[Element boundary records]
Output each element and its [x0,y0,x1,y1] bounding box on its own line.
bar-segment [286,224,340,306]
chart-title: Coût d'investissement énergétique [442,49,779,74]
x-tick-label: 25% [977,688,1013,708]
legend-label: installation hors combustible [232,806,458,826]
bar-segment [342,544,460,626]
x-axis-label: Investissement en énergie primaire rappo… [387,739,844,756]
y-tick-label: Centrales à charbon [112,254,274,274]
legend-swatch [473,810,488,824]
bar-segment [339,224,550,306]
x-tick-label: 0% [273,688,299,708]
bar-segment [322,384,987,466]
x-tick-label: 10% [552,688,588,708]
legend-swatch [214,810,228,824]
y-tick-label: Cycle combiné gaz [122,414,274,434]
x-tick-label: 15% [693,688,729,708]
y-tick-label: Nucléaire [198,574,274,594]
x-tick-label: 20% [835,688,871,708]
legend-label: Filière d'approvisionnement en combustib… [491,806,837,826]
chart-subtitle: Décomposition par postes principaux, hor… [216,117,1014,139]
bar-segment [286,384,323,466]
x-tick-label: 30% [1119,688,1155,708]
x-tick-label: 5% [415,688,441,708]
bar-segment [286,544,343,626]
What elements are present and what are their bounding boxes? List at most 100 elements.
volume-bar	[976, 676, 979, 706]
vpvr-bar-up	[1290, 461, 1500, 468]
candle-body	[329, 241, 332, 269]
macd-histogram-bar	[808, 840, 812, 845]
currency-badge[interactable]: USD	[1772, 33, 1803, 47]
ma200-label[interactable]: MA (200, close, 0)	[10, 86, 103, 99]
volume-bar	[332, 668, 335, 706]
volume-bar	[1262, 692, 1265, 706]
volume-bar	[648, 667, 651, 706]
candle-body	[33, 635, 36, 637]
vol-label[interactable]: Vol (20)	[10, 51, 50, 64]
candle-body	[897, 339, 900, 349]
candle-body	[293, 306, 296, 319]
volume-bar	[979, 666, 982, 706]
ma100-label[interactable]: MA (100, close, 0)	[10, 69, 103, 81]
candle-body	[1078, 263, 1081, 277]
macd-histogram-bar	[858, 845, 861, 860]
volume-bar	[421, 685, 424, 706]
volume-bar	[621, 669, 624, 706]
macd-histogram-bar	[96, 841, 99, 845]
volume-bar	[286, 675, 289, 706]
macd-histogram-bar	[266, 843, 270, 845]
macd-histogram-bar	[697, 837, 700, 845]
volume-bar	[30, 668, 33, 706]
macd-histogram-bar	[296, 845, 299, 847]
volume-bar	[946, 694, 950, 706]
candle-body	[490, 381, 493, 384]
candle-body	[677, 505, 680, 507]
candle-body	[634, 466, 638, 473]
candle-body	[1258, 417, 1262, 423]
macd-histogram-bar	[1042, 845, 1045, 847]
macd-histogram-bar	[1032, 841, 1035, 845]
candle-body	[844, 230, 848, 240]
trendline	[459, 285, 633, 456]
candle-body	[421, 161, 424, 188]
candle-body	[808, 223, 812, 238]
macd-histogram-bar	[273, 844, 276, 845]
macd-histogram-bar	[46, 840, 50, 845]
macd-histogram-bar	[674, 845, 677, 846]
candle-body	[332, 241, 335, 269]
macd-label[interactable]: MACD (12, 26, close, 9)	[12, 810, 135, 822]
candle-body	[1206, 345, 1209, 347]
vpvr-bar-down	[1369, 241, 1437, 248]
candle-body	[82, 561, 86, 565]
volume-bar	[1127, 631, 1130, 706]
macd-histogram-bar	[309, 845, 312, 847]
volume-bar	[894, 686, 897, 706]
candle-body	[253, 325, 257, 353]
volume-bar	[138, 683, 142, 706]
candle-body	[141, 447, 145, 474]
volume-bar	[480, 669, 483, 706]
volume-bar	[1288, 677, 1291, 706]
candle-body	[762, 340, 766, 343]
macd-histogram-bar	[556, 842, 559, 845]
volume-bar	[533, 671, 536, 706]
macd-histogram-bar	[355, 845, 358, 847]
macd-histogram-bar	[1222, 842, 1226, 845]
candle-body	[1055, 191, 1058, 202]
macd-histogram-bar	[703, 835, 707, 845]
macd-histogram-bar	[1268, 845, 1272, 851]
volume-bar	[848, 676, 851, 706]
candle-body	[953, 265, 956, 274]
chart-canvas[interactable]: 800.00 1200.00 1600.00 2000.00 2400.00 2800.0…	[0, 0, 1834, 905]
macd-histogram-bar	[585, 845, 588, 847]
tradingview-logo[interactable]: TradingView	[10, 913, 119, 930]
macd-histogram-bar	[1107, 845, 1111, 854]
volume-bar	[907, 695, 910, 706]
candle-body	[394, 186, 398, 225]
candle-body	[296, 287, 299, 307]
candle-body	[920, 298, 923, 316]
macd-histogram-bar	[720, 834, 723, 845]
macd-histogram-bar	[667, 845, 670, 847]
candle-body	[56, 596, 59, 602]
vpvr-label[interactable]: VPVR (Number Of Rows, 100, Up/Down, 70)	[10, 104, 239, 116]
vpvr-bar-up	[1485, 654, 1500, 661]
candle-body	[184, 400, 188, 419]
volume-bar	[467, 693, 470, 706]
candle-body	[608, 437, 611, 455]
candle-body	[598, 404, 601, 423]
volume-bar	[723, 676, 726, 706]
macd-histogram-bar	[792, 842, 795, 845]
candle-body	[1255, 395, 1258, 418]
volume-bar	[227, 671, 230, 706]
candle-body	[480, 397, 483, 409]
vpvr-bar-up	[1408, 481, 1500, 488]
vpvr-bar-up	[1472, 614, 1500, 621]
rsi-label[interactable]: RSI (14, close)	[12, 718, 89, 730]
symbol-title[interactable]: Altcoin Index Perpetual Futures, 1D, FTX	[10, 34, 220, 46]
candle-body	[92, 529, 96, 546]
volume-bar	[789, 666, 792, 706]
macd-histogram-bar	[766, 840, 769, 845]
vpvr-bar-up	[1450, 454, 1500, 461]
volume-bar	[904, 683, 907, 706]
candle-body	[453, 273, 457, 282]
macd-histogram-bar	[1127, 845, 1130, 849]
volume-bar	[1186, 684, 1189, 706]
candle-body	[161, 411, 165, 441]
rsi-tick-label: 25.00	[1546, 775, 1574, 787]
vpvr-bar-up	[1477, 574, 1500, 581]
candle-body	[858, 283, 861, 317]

→ **Problem details**
Reproduce every line of the records above without changing anything.

→ **Solution**
Output each element and its [x0,y0,x1,y1] bounding box on its own line.
bar-segment [286,224,340,306]
chart-title: Coût d'investissement énergétique [442,49,779,74]
x-tick-label: 25% [977,688,1013,708]
legend-label: installation hors combustible [232,806,458,826]
bar-segment [342,544,460,626]
x-axis-label: Investissement en énergie primaire rappo… [387,739,844,756]
y-tick-label: Centrales à charbon [112,254,274,274]
legend-swatch [473,810,488,824]
bar-segment [339,224,550,306]
x-tick-label: 0% [273,688,299,708]
bar-segment [322,384,987,466]
x-tick-label: 10% [552,688,588,708]
legend-swatch [214,810,228,824]
y-tick-label: Cycle combiné gaz [122,414,274,434]
x-tick-label: 15% [693,688,729,708]
y-tick-label: Nucléaire [198,574,274,594]
x-tick-label: 20% [835,688,871,708]
legend-label: Filière d'approvisionnement en combustib… [491,806,837,826]
chart-subtitle: Décomposition par postes principaux, hor… [216,117,1014,139]
bar-segment [286,384,323,466]
x-tick-label: 30% [1119,688,1155,708]
x-tick-label: 5% [415,688,441,708]
bar-segment [286,544,343,626]
What elements are present and what are their bounding boxes? List at most 100 elements.
volume-bar	[976, 676, 979, 706]
vpvr-bar-up	[1290, 461, 1500, 468]
candle-body	[329, 241, 332, 269]
macd-histogram-bar	[808, 840, 812, 845]
currency-badge[interactable]: USD	[1772, 33, 1803, 47]
ma200-label[interactable]: MA (200, close, 0)	[10, 86, 103, 99]
volume-bar	[332, 668, 335, 706]
volume-bar	[1262, 692, 1265, 706]
volume-bar	[648, 667, 651, 706]
candle-body	[33, 635, 36, 637]
vol-label[interactable]: Vol (20)	[10, 51, 50, 64]
candle-body	[897, 339, 900, 349]
candle-body	[293, 306, 296, 319]
volume-bar	[979, 666, 982, 706]
ma100-label[interactable]: MA (100, close, 0)	[10, 69, 103, 81]
candle-body	[1078, 263, 1081, 277]
macd-histogram-bar	[858, 845, 861, 860]
volume-bar	[421, 685, 424, 706]
volume-bar	[621, 669, 624, 706]
macd-histogram-bar	[96, 841, 99, 845]
volume-bar	[286, 675, 289, 706]
macd-histogram-bar	[266, 843, 270, 845]
macd-histogram-bar	[697, 837, 700, 845]
volume-bar	[30, 668, 33, 706]
macd-histogram-bar	[296, 845, 299, 847]
volume-bar	[946, 694, 950, 706]
candle-body	[490, 381, 493, 384]
candle-body	[677, 505, 680, 507]
candle-body	[634, 466, 638, 473]
candle-body	[1258, 417, 1262, 423]
macd-histogram-bar	[1042, 845, 1045, 847]
macd-histogram-bar	[1032, 841, 1035, 845]
candle-body	[844, 230, 848, 240]
trendline	[459, 285, 633, 456]
candle-body	[421, 161, 424, 188]
candle-body	[808, 223, 812, 238]
macd-histogram-bar	[273, 844, 276, 845]
macd-histogram-bar	[46, 840, 50, 845]
macd-histogram-bar	[674, 845, 677, 846]
candle-body	[332, 241, 335, 269]
macd-label[interactable]: MACD (12, 26, close, 9)	[12, 810, 135, 822]
candle-body	[1206, 345, 1209, 347]
vpvr-bar-down	[1369, 241, 1437, 248]
candle-body	[82, 561, 86, 565]
volume-bar	[1127, 631, 1130, 706]
macd-histogram-bar	[309, 845, 312, 847]
volume-bar	[894, 686, 897, 706]
candle-body	[253, 325, 257, 353]
volume-bar	[138, 683, 142, 706]
candle-body	[141, 447, 145, 474]
volume-bar	[480, 669, 483, 706]
volume-bar	[1288, 677, 1291, 706]
candle-body	[762, 340, 766, 343]
macd-histogram-bar	[556, 842, 559, 845]
volume-bar	[533, 671, 536, 706]
macd-histogram-bar	[355, 845, 358, 847]
macd-histogram-bar	[1222, 842, 1226, 845]
candle-body	[1055, 191, 1058, 202]
macd-histogram-bar	[703, 835, 707, 845]
macd-histogram-bar	[1268, 845, 1272, 851]
volume-bar	[848, 676, 851, 706]
candle-body	[953, 265, 956, 274]
chart-canvas[interactable]: 800.00 1200.00 1600.00 2000.00 2400.00 2800.0…	[0, 0, 1834, 905]
macd-histogram-bar	[585, 845, 588, 847]
tradingview-logo[interactable]: TradingView	[10, 913, 119, 930]
macd-histogram-bar	[1107, 845, 1111, 854]
volume-bar	[907, 695, 910, 706]
candle-body	[394, 186, 398, 225]
candle-body	[296, 287, 299, 307]
candle-body	[920, 298, 923, 316]
macd-histogram-bar	[720, 834, 723, 845]
macd-histogram-bar	[667, 845, 670, 847]
candle-body	[56, 596, 59, 602]
vpvr-label[interactable]: VPVR (Number Of Rows, 100, Up/Down, 70)	[10, 104, 239, 116]
vpvr-bar-up	[1485, 654, 1500, 661]
candle-body	[184, 400, 188, 419]
volume-bar	[467, 693, 470, 706]
candle-body	[608, 437, 611, 455]
candle-body	[598, 404, 601, 423]
volume-bar	[723, 676, 726, 706]
macd-histogram-bar	[792, 842, 795, 845]
candle-body	[1255, 395, 1258, 418]
volume-bar	[227, 671, 230, 706]
candle-body	[480, 397, 483, 409]
vpvr-bar-up	[1408, 481, 1500, 488]
vpvr-bar-up	[1472, 614, 1500, 621]
rsi-label[interactable]: RSI (14, close)	[12, 718, 89, 730]
symbol-title[interactable]: Altcoin Index Perpetual Futures, 1D, FTX	[10, 34, 220, 46]
candle-body	[92, 529, 96, 546]
volume-bar	[789, 666, 792, 706]
macd-histogram-bar	[766, 840, 769, 845]
vpvr-bar-up	[1450, 454, 1500, 461]
volume-bar	[904, 683, 907, 706]
candle-body	[453, 273, 457, 282]
macd-histogram-bar	[1127, 845, 1130, 849]
volume-bar	[1186, 684, 1189, 706]
candle-body	[161, 411, 165, 441]
rsi-tick-label: 25.00	[1546, 775, 1574, 787]
vpvr-bar-up	[1477, 574, 1500, 581]
candle-body	[858, 283, 861, 317]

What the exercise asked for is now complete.